Stated task => The records should be repeated word for word, pictures excluded.

Entries shown =>

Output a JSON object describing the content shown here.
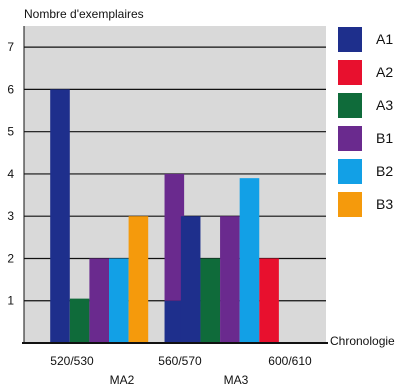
{
  "chart_data": {
    "type": "bar",
    "title": "",
    "ylabel": "Nombre d'exemplaires",
    "xlabel": "Chronologie",
    "ylim": [
      0,
      7.5
    ],
    "yticks": [
      1,
      2,
      3,
      4,
      5,
      6,
      7
    ],
    "grid": true,
    "legend_position": "right",
    "periods": [
      {
        "label": "520/530"
      },
      {
        "label": "560/570"
      },
      {
        "label": "600/610"
      }
    ],
    "phases": [
      {
        "label": "MA2"
      },
      {
        "label": "MA3"
      }
    ],
    "series": [
      {
        "name": "A1",
        "color": "#1e2f8c"
      },
      {
        "name": "A2",
        "color": "#e8102e"
      },
      {
        "name": "A3",
        "color": "#0f6b3a"
      },
      {
        "name": "B1",
        "color": "#6a2a8e"
      },
      {
        "name": "B2",
        "color": "#12a0e6"
      },
      {
        "name": "B3",
        "color": "#f59a0c"
      }
    ],
    "bars": [
      {
        "series": "A1",
        "value": 6,
        "position": 0.9
      },
      {
        "series": "A3",
        "value": 1.05,
        "position": 1.38
      },
      {
        "series": "B1",
        "value": 2,
        "position": 1.86
      },
      {
        "series": "B2",
        "value": 2,
        "position": 2.34
      },
      {
        "series": "B3",
        "value": 3,
        "position": 2.82
      },
      {
        "series": "A1",
        "value": 1,
        "position": 3.7
      },
      {
        "series": "B1",
        "value": 4,
        "position": 3.7,
        "base": 1
      },
      {
        "series": "A1",
        "value": 3,
        "position": 4.1
      },
      {
        "series": "A3",
        "value": 2,
        "position": 4.58
      },
      {
        "series": "B1",
        "value": 3,
        "position": 5.06
      },
      {
        "series": "B2",
        "value": 3.9,
        "position": 5.54
      },
      {
        "series": "A2",
        "value": 2,
        "position": 6.02
      }
    ]
  }
}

Task output =>
Output a JSON object describing the content shown here.
{
  "chart_data": {
    "type": "bar",
    "title": "",
    "ylabel": "Nombre d'exemplaires",
    "xlabel": "Chronologie",
    "ylim": [
      0,
      7.5
    ],
    "yticks": [
      1,
      2,
      3,
      4,
      5,
      6,
      7
    ],
    "grid": true,
    "legend_position": "right",
    "periods": [
      {
        "label": "520/530"
      },
      {
        "label": "560/570"
      },
      {
        "label": "600/610"
      }
    ],
    "phases": [
      {
        "label": "MA2"
      },
      {
        "label": "MA3"
      }
    ],
    "series": [
      {
        "name": "A1",
        "color": "#1e2f8c"
      },
      {
        "name": "A2",
        "color": "#e8102e"
      },
      {
        "name": "A3",
        "color": "#0f6b3a"
      },
      {
        "name": "B1",
        "color": "#6a2a8e"
      },
      {
        "name": "B2",
        "color": "#12a0e6"
      },
      {
        "name": "B3",
        "color": "#f59a0c"
      }
    ],
    "bars": [
      {
        "series": "A1",
        "value": 6,
        "position": 0.9
      },
      {
        "series": "A3",
        "value": 1.05,
        "position": 1.38
      },
      {
        "series": "B1",
        "value": 2,
        "position": 1.86
      },
      {
        "series": "B2",
        "value": 2,
        "position": 2.34
      },
      {
        "series": "B3",
        "value": 3,
        "position": 2.82
      },
      {
        "series": "A1",
        "value": 1,
        "position": 3.7
      },
      {
        "series": "B1",
        "value": 4,
        "position": 3.7,
        "base": 1
      },
      {
        "series": "A1",
        "value": 3,
        "position": 4.1
      },
      {
        "series": "A3",
        "value": 2,
        "position": 4.58
      },
      {
        "series": "B1",
        "value": 3,
        "position": 5.06
      },
      {
        "series": "B2",
        "value": 3.9,
        "position": 5.54
      },
      {
        "series": "A2",
        "value": 2,
        "position": 6.02
      }
    ]
  }
}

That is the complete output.